== Listed records ==
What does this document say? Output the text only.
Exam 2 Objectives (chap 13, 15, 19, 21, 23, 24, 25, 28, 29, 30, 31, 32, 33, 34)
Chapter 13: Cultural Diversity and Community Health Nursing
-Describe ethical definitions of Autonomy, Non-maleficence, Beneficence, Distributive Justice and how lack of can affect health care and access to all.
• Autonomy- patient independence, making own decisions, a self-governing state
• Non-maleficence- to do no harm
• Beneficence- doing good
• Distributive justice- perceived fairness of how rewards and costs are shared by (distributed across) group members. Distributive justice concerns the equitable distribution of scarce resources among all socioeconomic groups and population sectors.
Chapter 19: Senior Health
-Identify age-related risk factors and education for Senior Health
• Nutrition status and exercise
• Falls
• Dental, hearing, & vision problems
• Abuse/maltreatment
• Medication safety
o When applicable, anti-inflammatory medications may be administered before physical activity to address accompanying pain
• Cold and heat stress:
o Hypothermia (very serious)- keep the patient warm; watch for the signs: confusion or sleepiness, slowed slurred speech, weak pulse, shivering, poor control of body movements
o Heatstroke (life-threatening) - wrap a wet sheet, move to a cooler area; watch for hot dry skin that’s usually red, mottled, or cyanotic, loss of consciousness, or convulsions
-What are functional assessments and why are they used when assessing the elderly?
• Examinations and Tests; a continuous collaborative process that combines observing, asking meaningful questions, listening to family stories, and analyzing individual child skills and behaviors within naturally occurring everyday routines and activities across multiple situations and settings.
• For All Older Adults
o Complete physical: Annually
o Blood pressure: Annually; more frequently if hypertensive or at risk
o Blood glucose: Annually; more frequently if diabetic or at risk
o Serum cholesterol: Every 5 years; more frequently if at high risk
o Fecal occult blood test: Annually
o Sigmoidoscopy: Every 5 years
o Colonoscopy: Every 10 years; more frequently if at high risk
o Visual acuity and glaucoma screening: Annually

== Exercise objective ==
Which lines above contain "years"? Show each of them.

== Answer to this task ==
o Serum cholesterol: Every 5 years; more frequently if at high risk
o Sigmoidoscopy: Every 5 years
o Colonoscopy: Every 10 years; more frequently if at high risk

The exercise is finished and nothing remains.